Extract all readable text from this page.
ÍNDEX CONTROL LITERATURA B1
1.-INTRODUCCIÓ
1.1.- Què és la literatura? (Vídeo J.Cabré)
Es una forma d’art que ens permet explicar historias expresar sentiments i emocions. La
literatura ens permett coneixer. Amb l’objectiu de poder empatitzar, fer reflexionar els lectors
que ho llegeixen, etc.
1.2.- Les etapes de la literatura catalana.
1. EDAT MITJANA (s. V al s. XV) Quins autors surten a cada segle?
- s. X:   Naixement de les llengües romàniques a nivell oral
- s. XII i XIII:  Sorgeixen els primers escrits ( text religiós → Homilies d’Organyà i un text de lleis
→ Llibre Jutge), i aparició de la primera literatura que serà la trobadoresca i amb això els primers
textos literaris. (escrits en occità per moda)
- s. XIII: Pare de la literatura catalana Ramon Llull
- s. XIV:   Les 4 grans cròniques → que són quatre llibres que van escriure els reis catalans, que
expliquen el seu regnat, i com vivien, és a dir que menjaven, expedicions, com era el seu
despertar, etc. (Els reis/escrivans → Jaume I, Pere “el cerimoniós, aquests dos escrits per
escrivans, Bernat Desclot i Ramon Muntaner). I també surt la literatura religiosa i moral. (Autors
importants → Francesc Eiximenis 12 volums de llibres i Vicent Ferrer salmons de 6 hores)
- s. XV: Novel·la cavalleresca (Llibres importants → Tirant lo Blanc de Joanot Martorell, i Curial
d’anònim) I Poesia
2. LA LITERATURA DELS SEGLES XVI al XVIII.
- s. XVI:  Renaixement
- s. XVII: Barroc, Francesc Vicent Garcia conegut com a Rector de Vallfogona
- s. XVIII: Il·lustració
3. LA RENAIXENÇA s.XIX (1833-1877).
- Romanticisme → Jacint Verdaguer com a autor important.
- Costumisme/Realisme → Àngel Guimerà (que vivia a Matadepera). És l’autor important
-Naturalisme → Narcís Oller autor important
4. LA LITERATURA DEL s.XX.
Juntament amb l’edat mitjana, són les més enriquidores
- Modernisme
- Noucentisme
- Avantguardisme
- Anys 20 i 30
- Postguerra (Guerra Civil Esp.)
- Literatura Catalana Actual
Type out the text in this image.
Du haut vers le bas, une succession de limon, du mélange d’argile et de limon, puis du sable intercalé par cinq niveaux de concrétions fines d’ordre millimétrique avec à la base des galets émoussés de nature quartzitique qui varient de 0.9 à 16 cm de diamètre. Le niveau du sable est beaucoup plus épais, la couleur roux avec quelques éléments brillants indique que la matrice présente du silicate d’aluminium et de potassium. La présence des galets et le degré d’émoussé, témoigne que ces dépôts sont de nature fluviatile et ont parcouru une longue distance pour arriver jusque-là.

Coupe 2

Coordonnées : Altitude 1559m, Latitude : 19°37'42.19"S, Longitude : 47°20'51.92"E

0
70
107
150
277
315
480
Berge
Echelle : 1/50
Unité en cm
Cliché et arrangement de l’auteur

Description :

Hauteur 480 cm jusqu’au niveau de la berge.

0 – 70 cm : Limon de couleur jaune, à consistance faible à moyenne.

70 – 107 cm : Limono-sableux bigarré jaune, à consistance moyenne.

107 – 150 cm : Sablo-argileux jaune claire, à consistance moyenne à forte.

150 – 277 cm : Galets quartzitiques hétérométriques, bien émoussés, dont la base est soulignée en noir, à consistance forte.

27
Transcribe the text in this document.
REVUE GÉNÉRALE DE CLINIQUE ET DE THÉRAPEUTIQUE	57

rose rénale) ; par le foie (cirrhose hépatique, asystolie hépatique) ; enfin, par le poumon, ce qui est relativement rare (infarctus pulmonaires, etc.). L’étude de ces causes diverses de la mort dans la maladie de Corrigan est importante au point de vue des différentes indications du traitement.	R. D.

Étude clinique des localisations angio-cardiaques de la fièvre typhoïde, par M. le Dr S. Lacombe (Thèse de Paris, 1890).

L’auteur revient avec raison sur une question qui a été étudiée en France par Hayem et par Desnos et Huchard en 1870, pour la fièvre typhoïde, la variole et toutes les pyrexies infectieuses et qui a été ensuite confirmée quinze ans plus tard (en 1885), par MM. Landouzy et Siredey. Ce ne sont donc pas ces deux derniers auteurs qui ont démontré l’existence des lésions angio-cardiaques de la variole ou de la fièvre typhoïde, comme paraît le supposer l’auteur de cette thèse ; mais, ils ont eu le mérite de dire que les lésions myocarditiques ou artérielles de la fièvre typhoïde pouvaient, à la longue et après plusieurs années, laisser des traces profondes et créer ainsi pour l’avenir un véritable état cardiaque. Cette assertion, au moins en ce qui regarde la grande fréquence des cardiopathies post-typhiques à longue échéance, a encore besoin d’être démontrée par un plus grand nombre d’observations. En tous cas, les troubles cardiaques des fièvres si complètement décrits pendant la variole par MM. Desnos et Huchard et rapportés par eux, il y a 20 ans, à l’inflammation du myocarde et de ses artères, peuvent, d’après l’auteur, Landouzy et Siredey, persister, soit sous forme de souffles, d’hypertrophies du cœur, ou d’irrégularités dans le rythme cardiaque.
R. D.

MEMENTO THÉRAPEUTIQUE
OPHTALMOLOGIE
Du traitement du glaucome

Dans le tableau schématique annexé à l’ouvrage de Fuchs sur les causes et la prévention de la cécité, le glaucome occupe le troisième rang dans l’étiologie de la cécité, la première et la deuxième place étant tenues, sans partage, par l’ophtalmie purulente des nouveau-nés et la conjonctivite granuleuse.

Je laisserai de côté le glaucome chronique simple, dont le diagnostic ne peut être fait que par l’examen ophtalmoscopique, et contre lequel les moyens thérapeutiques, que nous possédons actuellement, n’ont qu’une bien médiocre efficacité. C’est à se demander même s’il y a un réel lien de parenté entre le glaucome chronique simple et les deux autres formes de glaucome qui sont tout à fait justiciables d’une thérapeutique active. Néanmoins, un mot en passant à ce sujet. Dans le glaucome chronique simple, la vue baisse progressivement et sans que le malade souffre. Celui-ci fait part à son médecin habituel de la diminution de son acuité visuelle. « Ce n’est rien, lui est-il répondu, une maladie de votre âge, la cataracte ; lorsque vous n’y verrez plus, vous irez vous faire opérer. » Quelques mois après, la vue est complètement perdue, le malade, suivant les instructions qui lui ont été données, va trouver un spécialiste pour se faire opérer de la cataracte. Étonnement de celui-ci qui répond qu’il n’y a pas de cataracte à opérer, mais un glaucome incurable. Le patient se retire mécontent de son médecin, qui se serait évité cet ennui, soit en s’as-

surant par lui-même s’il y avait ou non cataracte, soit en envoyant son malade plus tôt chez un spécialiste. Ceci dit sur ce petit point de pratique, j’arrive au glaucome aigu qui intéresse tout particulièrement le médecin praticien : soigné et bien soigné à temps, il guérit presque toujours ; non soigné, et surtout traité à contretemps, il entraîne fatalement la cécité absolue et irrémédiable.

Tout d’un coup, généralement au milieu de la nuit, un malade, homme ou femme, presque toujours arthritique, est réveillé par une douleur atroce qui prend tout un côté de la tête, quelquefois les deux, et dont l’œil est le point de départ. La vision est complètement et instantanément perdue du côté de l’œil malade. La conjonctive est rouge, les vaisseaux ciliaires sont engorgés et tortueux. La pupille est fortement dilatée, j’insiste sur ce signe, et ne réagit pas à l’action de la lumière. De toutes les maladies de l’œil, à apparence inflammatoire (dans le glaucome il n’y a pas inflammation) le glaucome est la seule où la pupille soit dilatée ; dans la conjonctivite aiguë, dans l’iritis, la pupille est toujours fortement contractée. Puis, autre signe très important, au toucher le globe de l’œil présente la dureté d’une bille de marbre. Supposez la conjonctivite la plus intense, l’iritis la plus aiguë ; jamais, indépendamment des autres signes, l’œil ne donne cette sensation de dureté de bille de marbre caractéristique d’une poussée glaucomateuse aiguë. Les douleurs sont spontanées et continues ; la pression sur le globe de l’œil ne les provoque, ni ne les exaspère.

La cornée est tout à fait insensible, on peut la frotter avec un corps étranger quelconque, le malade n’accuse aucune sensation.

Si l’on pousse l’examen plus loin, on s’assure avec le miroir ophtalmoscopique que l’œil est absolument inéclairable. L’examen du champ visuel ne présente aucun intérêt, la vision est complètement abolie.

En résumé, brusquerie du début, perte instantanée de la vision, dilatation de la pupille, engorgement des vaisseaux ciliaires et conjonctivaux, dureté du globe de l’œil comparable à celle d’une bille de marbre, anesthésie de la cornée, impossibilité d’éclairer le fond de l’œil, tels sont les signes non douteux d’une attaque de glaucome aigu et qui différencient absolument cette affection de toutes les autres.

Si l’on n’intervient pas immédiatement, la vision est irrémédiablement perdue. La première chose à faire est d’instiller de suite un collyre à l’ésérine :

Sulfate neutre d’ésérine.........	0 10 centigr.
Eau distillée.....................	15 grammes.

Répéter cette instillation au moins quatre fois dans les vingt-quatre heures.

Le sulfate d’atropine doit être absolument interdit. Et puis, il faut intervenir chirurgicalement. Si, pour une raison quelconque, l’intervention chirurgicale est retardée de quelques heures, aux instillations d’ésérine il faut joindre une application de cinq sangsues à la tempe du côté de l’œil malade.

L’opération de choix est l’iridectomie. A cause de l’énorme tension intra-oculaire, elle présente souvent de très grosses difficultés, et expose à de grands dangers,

# Requirement
Count every line in the entries above where the word "jaune" appears; respond with the number alone.

# Problem solution
3